* [Problem statement] Render every entry verbatim.
***
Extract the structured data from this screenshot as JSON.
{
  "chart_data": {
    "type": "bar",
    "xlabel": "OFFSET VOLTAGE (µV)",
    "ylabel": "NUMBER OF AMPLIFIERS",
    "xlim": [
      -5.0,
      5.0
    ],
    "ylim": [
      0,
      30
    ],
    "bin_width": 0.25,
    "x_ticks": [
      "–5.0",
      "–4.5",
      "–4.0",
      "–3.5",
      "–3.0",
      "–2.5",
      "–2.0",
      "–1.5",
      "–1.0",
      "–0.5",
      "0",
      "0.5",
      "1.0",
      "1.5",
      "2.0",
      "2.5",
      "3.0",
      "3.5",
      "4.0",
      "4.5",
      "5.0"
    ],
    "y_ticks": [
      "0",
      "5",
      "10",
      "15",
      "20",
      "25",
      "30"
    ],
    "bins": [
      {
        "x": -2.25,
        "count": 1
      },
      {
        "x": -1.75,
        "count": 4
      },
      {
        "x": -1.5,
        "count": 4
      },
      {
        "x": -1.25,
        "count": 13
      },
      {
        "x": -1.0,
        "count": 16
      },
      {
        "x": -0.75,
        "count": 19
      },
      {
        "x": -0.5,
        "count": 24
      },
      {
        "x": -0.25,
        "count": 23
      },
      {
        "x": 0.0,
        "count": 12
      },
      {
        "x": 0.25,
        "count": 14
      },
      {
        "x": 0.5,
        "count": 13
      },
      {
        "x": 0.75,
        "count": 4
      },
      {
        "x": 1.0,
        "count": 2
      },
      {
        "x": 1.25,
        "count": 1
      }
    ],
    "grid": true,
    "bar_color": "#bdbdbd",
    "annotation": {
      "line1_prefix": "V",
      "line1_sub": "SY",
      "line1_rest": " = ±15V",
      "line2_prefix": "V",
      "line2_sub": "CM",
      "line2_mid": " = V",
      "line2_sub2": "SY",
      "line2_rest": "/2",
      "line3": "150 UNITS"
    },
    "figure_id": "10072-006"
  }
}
***
* [Full response]
Extract the structured data from this screenshot as JSON.
{
  "chart_data": {
    "type": "bar",
    "xlabel": "OFFSET VOLTAGE (µV)",
    "ylabel": "NUMBER OF AMPLIFIERS",
    "xlim": [
      -5.0,
      5.0
    ],
    "ylim": [
      0,
      30
    ],
    "bin_width": 0.25,
    "x_ticks": [
      "–5.0",
      "–4.5",
      "–4.0",
      "–3.5",
      "–3.0",
      "–2.5",
      "–2.0",
      "–1.5",
      "–1.0",
      "–0.5",
      "0",
      "0.5",
      "1.0",
      "1.5",
      "2.0",
      "2.5",
      "3.0",
      "3.5",
      "4.0",
      "4.5",
      "5.0"
    ],
    "y_ticks": [
      "0",
      "5",
      "10",
      "15",
      "20",
      "25",
      "30"
    ],
    "bins": [
      {
        "x": -2.25,
        "count": 1
      },
      {
        "x": -1.75,
        "count": 4
      },
      {
        "x": -1.5,
        "count": 4
      },
      {
        "x": -1.25,
        "count": 13
      },
      {
        "x": -1.0,
        "count": 16
      },
      {
        "x": -0.75,
        "count": 19
      },
      {
        "x": -0.5,
        "count": 24
      },
      {
        "x": -0.25,
        "count": 23
      },
      {
        "x": 0.0,
        "count": 12
      },
      {
        "x": 0.25,
        "count": 14
      },
      {
        "x": 0.5,
        "count": 13
      },
      {
        "x": 0.75,
        "count": 4
      },
      {
        "x": 1.0,
        "count": 2
      },
      {
        "x": 1.25,
        "count": 1
      }
    ],
    "grid": true,
    "bar_color": "#bdbdbd",
    "annotation": {
      "line1_prefix": "V",
      "line1_sub": "SY",
      "line1_rest": " = ±15V",
      "line2_prefix": "V",
      "line2_sub": "CM",
      "line2_mid": " = V",
      "line2_sub2": "SY",
      "line2_rest": "/2",
      "line3": "150 UNITS"
    },
    "figure_id": "10072-006"
  }
}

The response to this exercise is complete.